> **INSTRUCTION 1**: Update the records by changing "radiator-grille" to "front-grille" and write out every line of the records again, leaving everything else as it is.

> **EXCERPTED PASSAGE**:
BEGIN
Let $(X,Y)$ be an absolute continuous R.V. Find $XY \mid Y = y$ and show $XY$ and $Y$ are independent. Also $XY \sim e(1)$.

Question

Let $(X,Y)$ be an absolute continuous R.V with density $f_{X,Y}(x,y) = ye^{-y(x+1)}, \ x,y >0$.

I've shown that $Y \sim e(1)$ and $X \mid Y = y$ density $x \mapsto ye^{-yx}$.

However I must find $XY \mid Y = y$ and show $XY$ and $Y$ are independent. Also $XY \sim e(1)$.

I've a theorem saying: $X=h(Y,Z)$ then $X \mid Y=y \sim h(y,Z) \mid Y=y$, but I can't figure out how to apply it or whether it should be applied.

Also I've tried to calculate $$P(XY \le k)=(X \le \frac k Y) = \int^{\infty}_0 \int^{\frac k y}_0 ye^{-y(x+1)} \ dx \ dy = 1-e^{-k}$$

but this is not $e(1)$, so I've done an error ? How can I proceed ?

Answer 1

To use the theorem you gave, let $XY = h(Y, Z)$ where $h(y,z) = yz$ and $Z = X$. Then $XY | Y = y \sim yX | Y = y$. Thus for $t > 0$

\begin{align} P(XY < t | Y = y) &= P(Xy <t | Y = y ) \\ &= P(X < \frac{t}{y} | Y = y) \\ & = \int_{0}^{\frac{t}{y}} y e^{-yx}dx \\ & = 1 - e^{-t} \end{align}

The cdf of $XY$ is not affected by the value of $Y$, thus they are independent. And $1-e^{-t}$ is exactly the cdf of $e(1)$
END
> **ITEMS**:
BEGIN
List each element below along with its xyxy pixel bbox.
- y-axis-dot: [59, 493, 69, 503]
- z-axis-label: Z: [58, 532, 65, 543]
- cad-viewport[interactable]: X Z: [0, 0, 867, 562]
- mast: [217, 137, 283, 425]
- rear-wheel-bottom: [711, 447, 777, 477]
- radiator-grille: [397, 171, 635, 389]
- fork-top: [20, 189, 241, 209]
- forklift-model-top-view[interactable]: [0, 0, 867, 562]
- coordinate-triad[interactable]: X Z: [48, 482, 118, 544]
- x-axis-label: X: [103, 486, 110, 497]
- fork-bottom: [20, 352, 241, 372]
END
> **INSTRUCTION 2**: From the forum thread on the independence of XY and Y, return the passage word for word, starting at "Let $(X,Y)$ be an absolute continuous R.V with" and ending at "should be applied.".

> **OUTPUT 1**:
List each element below along with its xyxy pixel bbox.
- y-axis-dot: [59, 493, 69, 503]
- z-axis-label: Z: [58, 532, 65, 543]
- cad-viewport[interactable]: X Z: [0, 0, 867, 562]
- mast: [217, 137, 283, 425]
- rear-wheel-bottom: [711, 447, 777, 477]
- front-grille: [397, 171, 635, 389]
- fork-top: [20, 189, 241, 209]
- forklift-model-top-view[interactable]: [0, 0, 867, 562]
- coordinate-triad[interactable]: X Z: [48, 482, 118, 544]
- x-axis-label: X: [103, 486, 110, 497]
- fork-bottom: [20, 352, 241, 372]

> **OUTPUT 2**:
Let $(X,Y)$ be an absolute continuous R.V with density $f_{X,Y}(x,y) = ye^{-y(x+1)}, \ x,y >0$.

I've shown that $Y \sim e(1)$ and $X \mid Y = y$ density $x \mapsto ye^{-yx}$.

However I must find $XY \mid Y = y$ and show $XY$ and $Y$ are independent. Also $XY \sim e(1)$.

I've a theorem saying: $X=h(Y,Z)$ then $X \mid Y=y \sim h(y,Z) \mid Y=y$, but I can't figure out how to apply it or whether it should be applied.